Figure dataset records
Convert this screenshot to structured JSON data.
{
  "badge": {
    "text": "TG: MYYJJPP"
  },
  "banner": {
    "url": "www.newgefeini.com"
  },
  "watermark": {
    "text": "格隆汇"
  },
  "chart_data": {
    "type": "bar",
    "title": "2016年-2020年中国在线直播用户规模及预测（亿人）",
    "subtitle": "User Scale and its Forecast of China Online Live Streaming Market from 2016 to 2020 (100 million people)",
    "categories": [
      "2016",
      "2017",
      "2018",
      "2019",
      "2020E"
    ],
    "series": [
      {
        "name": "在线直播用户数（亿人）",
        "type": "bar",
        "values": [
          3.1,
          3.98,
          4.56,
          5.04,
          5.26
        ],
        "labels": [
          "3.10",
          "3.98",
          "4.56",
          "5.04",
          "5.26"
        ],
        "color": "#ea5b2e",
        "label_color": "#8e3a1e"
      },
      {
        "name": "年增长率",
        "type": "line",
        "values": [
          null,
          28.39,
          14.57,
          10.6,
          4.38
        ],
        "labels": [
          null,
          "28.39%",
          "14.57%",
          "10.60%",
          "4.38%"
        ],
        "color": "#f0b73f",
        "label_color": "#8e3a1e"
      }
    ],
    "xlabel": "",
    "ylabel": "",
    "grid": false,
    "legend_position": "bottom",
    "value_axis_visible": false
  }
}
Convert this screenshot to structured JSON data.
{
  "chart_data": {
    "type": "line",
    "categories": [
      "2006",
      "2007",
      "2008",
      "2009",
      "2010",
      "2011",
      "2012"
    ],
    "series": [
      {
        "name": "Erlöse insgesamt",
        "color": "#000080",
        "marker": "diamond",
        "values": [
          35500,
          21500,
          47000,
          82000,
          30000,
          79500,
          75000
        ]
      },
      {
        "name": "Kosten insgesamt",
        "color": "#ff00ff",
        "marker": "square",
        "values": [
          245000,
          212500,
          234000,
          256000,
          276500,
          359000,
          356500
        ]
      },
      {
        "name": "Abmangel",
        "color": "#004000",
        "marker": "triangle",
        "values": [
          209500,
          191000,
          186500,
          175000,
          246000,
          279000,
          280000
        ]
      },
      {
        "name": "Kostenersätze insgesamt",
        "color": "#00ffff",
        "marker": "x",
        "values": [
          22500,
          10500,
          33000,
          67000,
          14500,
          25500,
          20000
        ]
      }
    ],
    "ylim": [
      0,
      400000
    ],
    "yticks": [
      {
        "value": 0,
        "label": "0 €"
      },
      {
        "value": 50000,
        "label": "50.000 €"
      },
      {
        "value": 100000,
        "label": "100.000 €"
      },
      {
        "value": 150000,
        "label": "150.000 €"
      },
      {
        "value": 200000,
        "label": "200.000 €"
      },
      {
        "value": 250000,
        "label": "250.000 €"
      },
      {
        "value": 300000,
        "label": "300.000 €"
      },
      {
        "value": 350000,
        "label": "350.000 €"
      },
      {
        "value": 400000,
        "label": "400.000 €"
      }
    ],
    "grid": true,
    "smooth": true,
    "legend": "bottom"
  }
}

Aim
Return all of the entries word for word.

Finished exercise
Convert this screenshot to structured JSON data.
{
  "badge": {
    "text": "TG: MYYJJPP"
  },
  "banner": {
    "url": "www.newgefeini.com"
  },
  "watermark": {
    "text": "格隆汇"
  },
  "chart_data": {
    "type": "bar",
    "title": "2016年-2020年中国在线直播用户规模及预测（亿人）",
    "subtitle": "User Scale and its Forecast of China Online Live Streaming Market from 2016 to 2020 (100 million people)",
    "categories": [
      "2016",
      "2017",
      "2018",
      "2019",
      "2020E"
    ],
    "series": [
      {
        "name": "在线直播用户数（亿人）",
        "type": "bar",
        "values": [
          3.1,
          3.98,
          4.56,
          5.04,
          5.26
        ],
        "labels": [
          "3.10",
          "3.98",
          "4.56",
          "5.04",
          "5.26"
        ],
        "color": "#ea5b2e",
        "label_color": "#8e3a1e"
      },
      {
        "name": "年增长率",
        "type": "line",
        "values": [
          null,
          28.39,
          14.57,
          10.6,
          4.38
        ],
        "labels": [
          null,
          "28.39%",
          "14.57%",
          "10.60%",
          "4.38%"
        ],
        "color": "#f0b73f",
        "label_color": "#8e3a1e"
      }
    ],
    "xlabel": "",
    "ylabel": "",
    "grid": false,
    "legend_position": "bottom",
    "value_axis_visible": false
  }
}
Convert this screenshot to structured JSON data.
{
  "chart_data": {
    "type": "line",
    "categories": [
      "2006",
      "2007",
      "2008",
      "2009",
      "2010",
      "2011",
      "2012"
    ],
    "series": [
      {
        "name": "Erlöse insgesamt",
        "color": "#000080",
        "marker": "diamond",
        "values": [
          35500,
          21500,
          47000,
          82000,
          30000,
          79500,
          75000
        ]
      },
      {
        "name": "Kosten insgesamt",
        "color": "#ff00ff",
        "marker": "square",
        "values": [
          245000,
          212500,
          234000,
          256000,
          276500,
          359000,
          356500
        ]
      },
      {
        "name": "Abmangel",
        "color": "#004000",
        "marker": "triangle",
        "values": [
          209500,
          191000,
          186500,
          175000,
          246000,
          279000,
          280000
        ]
      },
      {
        "name": "Kostenersätze insgesamt",
        "color": "#00ffff",
        "marker": "x",
        "values": [
          22500,
          10500,
          33000,
          67000,
          14500,
          25500,
          20000
        ]
      }
    ],
    "ylim": [
      0,
      400000
    ],
    "yticks": [
      {
        "value": 0,
        "label": "0 €"
      },
      {
        "value": 50000,
        "label": "50.000 €"
      },
      {
        "value": 100000,
        "label": "100.000 €"
      },
      {
        "value": 150000,
        "label": "150.000 €"
      },
      {
        "value": 200000,
        "label": "200.000 €"
      },
      {
        "value": 250000,
        "label": "250.000 €"
      },
      {
        "value": 300000,
        "label": "300.000 €"
      },
      {
        "value": 350000,
        "label": "350.000 €"
      },
      {
        "value": 400000,
        "label": "400.000 €"
      }
    ],
    "grid": true,
    "smooth": true,
    "legend": "bottom"
  }
}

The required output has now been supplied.